**Aim**
Write out the material again exactly, please, and omit the pictures.

___ Dataset excerpts

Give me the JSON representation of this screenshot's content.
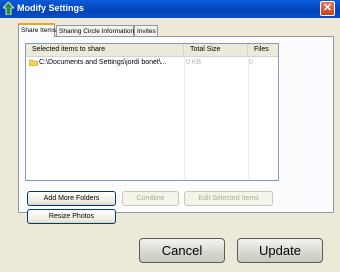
{
  "window": {
    "title": "Modify Settings",
    "close_symbol": "✕"
  },
  "tabs": [
    {
      "label": "Share Items",
      "active": true
    },
    {
      "label": "Sharing Circle Information",
      "active": false
    },
    {
      "label": "Invites",
      "active": false
    }
  ],
  "table": {
    "columns": [
      "Selected items to share",
      "Total Size",
      "Files"
    ],
    "rows": [
      {
        "path": "C:\\Documents and Settings\\jordi bonet\\...",
        "size": "0 KB",
        "files": "0"
      }
    ]
  },
  "buttons": {
    "add_more_folders": "Add More Folders",
    "combine": "Combine",
    "edit_selected_items": "Edit Selected Items",
    "resize_photos": "Resize Photos",
    "cancel": "Cancel",
    "update": "Update"
  },
  "colors": {
    "title_bar": "#0a5bd8",
    "frame": "#ece9d8",
    "tab_highlight": "#f0a020",
    "disabled_text": "#aca899"
  },
  "icons": [
    "app-icon",
    "close-icon",
    "folder-icon"
  ]
}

______

**The reply**
Give me the JSON representation of this screenshot's content.
{
  "window": {
    "title": "Modify Settings",
    "close_symbol": "✕"
  },
  "tabs": [
    {
      "label": "Share Items",
      "active": true
    },
    {
      "label": "Sharing Circle Information",
      "active": false
    },
    {
      "label": "Invites",
      "active": false
    }
  ],
  "table": {
    "columns": [
      "Selected items to share",
      "Total Size",
      "Files"
    ],
    "rows": [
      {
        "path": "C:\\Documents and Settings\\jordi bonet\\...",
        "size": "0 KB",
        "files": "0"
      }
    ]
  },
  "buttons": {
    "add_more_folders": "Add More Folders",
    "combine": "Combine",
    "edit_selected_items": "Edit Selected Items",
    "resize_photos": "Resize Photos",
    "cancel": "Cancel",
    "update": "Update"
  },
  "colors": {
    "title_bar": "#0a5bd8",
    "frame": "#ece9d8",
    "tab_highlight": "#f0a020",
    "disabled_text": "#aca899"
  },
  "icons": [
    "app-icon",
    "close-icon",
    "folder-icon"
  ]
}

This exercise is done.